-- start of Provided data --

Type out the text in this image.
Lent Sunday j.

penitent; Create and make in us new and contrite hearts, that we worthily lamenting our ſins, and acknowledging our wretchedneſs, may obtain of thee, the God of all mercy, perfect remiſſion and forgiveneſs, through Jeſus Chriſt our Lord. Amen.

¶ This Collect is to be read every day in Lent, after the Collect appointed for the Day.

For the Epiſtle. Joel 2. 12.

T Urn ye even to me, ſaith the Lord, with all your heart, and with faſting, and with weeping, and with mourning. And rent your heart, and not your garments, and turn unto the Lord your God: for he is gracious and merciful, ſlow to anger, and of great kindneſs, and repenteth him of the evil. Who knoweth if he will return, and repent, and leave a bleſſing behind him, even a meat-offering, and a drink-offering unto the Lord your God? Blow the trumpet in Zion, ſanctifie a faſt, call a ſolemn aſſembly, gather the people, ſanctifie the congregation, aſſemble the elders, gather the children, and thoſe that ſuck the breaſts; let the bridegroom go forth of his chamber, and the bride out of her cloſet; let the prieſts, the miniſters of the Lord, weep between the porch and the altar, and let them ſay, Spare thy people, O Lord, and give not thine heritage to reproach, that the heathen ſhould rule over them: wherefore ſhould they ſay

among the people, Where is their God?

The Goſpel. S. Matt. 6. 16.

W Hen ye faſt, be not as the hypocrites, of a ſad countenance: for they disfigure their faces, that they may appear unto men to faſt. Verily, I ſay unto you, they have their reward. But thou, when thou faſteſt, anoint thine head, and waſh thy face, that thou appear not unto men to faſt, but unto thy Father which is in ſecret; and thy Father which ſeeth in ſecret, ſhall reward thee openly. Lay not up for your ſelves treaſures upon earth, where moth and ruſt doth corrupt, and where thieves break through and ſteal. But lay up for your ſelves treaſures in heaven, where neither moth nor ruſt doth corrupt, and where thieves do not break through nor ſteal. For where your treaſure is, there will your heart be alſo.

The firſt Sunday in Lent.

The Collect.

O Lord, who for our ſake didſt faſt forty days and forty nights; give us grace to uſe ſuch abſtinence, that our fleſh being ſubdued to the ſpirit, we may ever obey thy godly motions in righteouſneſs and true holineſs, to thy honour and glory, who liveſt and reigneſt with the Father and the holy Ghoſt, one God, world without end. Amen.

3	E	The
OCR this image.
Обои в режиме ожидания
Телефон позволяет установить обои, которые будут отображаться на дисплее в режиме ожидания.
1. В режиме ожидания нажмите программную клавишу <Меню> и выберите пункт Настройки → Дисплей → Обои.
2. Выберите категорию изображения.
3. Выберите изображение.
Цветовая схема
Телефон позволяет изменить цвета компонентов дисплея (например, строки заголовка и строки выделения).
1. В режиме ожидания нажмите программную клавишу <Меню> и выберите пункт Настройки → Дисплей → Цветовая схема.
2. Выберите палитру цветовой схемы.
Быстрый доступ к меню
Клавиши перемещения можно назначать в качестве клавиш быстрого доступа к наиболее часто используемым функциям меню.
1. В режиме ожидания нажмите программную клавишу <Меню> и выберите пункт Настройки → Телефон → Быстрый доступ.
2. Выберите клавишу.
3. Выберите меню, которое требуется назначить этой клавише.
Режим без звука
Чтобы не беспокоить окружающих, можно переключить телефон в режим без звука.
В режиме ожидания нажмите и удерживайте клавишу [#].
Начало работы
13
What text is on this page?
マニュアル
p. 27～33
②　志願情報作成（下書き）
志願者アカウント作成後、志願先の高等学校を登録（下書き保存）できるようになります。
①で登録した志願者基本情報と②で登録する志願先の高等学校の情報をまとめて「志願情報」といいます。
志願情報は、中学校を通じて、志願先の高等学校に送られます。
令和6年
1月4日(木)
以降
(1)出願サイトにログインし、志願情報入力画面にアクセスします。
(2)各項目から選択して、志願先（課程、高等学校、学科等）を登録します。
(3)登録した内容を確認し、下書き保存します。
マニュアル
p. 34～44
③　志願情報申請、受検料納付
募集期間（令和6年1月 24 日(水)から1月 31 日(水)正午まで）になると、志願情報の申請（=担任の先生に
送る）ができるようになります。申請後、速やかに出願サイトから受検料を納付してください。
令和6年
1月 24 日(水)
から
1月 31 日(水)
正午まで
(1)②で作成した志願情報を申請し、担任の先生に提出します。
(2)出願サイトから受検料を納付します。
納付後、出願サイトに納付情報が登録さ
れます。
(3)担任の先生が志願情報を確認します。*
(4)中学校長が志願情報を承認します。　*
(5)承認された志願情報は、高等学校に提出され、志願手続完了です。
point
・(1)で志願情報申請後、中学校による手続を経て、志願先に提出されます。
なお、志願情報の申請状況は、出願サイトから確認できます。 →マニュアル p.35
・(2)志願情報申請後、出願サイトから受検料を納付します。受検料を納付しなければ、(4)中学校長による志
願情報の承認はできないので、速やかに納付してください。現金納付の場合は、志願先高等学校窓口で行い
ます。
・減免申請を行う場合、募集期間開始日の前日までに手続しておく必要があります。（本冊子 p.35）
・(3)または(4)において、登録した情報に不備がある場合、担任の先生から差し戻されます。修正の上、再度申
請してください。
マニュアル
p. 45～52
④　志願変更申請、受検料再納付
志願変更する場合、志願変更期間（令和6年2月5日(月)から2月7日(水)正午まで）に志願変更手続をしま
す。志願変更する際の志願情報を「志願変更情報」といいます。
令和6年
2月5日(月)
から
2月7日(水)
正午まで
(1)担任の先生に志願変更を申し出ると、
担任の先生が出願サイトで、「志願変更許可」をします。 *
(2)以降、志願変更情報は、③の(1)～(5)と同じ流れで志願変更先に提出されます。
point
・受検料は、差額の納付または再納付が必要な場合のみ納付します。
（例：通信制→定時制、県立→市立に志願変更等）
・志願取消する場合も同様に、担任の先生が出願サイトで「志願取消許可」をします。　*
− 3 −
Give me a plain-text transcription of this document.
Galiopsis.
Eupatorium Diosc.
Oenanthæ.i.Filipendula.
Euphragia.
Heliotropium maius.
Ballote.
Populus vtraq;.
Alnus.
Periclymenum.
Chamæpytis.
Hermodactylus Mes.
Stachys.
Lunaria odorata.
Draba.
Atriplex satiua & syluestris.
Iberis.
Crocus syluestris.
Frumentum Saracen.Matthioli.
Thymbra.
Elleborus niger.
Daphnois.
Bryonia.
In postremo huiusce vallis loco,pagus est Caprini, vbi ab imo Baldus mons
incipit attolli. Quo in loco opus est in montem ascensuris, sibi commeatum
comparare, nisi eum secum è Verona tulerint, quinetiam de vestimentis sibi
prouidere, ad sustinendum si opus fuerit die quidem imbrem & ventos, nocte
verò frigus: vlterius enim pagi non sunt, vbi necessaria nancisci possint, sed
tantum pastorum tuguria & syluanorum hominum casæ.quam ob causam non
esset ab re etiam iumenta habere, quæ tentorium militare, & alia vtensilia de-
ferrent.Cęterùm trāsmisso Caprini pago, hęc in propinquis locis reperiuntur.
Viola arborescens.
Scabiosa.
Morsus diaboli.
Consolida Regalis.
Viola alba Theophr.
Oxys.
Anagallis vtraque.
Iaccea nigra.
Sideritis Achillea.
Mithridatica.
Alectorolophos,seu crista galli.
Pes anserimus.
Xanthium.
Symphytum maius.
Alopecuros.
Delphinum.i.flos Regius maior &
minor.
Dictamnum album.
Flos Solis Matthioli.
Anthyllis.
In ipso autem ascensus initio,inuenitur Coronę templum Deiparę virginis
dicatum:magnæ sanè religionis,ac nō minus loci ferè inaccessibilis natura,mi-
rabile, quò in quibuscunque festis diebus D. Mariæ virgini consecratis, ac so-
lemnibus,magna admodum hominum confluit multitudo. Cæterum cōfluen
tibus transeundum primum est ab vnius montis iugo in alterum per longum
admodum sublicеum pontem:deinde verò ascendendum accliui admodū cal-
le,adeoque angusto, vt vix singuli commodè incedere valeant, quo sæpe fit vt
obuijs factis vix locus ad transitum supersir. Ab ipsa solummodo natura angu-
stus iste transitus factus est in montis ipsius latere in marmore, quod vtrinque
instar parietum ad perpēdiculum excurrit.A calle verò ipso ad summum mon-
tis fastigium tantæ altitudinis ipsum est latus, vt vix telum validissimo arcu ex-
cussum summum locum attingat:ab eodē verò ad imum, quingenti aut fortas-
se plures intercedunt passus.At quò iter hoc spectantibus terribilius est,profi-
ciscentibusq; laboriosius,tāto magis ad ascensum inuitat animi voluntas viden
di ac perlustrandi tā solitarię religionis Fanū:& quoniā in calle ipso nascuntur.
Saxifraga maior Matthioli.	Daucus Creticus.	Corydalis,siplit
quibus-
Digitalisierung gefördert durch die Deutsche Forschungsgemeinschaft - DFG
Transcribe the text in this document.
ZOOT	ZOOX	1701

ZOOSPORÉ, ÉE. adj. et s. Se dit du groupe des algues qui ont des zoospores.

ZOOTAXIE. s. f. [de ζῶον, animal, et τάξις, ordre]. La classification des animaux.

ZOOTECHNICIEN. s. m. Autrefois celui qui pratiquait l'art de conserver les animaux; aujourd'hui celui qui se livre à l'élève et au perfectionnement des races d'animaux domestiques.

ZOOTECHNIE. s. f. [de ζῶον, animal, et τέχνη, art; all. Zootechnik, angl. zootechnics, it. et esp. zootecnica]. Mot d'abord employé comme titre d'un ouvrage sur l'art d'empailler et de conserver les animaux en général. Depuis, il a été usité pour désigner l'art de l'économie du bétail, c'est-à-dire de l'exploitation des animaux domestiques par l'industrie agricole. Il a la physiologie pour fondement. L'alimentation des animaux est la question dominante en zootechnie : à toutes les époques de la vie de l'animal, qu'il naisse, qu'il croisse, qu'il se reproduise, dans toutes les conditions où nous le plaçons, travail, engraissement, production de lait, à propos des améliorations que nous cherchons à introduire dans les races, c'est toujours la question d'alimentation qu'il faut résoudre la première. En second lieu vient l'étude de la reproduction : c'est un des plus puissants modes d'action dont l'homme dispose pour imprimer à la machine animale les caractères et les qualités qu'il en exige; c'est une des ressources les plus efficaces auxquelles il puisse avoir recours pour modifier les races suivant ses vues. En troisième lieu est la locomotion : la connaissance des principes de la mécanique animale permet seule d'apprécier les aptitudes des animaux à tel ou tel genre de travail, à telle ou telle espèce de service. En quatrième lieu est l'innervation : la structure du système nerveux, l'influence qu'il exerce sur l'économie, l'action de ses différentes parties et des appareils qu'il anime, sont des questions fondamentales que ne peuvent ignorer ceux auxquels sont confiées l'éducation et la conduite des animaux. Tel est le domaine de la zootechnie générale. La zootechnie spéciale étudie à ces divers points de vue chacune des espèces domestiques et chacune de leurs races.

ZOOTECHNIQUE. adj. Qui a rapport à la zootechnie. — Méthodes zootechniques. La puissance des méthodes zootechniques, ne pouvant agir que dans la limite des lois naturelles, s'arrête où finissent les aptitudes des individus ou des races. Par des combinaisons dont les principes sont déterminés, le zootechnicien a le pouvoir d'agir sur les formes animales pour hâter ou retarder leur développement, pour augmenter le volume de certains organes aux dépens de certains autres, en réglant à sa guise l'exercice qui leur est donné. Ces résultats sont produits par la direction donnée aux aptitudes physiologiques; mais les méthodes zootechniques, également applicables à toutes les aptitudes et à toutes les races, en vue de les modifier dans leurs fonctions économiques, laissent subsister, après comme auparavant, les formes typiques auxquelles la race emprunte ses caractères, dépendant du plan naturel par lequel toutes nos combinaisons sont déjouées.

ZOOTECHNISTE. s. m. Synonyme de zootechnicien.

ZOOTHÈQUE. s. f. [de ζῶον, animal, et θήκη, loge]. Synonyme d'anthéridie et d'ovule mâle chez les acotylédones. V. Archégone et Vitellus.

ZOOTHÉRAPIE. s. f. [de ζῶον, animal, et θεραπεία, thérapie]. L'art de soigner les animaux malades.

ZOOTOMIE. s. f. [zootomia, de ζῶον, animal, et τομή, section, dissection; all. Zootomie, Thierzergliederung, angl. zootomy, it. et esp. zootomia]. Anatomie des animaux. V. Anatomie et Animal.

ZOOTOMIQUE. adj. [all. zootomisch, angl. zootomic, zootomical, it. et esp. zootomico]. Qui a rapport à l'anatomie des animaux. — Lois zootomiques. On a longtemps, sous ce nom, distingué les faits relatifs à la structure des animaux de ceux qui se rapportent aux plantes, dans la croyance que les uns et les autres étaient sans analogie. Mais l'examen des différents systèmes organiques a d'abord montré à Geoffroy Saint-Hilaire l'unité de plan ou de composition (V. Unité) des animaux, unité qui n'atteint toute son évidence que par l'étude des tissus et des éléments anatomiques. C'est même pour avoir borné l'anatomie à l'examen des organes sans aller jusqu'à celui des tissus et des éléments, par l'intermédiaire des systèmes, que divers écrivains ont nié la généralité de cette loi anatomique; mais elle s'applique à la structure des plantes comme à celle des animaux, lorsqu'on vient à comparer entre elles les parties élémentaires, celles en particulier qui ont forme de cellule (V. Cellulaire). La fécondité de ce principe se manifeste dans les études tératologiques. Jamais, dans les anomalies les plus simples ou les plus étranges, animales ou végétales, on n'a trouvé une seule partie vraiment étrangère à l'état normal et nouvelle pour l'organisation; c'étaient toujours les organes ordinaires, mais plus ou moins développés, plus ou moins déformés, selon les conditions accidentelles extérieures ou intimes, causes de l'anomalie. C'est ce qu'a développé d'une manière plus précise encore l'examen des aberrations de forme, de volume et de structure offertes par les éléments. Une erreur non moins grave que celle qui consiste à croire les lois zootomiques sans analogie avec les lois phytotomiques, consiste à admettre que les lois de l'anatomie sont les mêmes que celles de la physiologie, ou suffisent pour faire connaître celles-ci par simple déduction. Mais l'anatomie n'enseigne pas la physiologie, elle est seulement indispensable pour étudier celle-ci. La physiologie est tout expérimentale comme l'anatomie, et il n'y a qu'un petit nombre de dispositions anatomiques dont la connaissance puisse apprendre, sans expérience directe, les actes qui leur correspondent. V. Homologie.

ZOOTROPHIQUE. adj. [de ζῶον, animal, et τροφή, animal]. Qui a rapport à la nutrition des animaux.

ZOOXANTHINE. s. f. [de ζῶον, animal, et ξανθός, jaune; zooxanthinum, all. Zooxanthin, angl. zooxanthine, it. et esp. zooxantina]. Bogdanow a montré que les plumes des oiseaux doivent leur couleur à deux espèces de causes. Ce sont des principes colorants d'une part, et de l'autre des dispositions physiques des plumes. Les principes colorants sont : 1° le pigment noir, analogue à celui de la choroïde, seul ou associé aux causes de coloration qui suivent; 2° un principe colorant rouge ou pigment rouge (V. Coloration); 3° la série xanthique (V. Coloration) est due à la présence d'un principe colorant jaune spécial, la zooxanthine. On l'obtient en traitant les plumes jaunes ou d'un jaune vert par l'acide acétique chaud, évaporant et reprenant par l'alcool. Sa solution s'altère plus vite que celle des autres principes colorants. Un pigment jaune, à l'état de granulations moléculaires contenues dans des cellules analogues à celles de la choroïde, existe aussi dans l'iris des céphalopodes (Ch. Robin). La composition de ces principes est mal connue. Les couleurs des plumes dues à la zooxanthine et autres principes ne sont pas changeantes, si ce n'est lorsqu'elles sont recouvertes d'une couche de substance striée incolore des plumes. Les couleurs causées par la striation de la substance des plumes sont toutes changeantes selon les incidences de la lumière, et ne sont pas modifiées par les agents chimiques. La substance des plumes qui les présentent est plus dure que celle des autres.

-- end of Provided data --

# Problem details
Search the entries for the word "opus" and pick out every line that holds it.

# Final result
incipit attolli. Quo in loco opus est in montem ascensuris, sibi commeatum
prouidere, ad sustinendum si opus fuerit die quidem imbrem & ventos, nocte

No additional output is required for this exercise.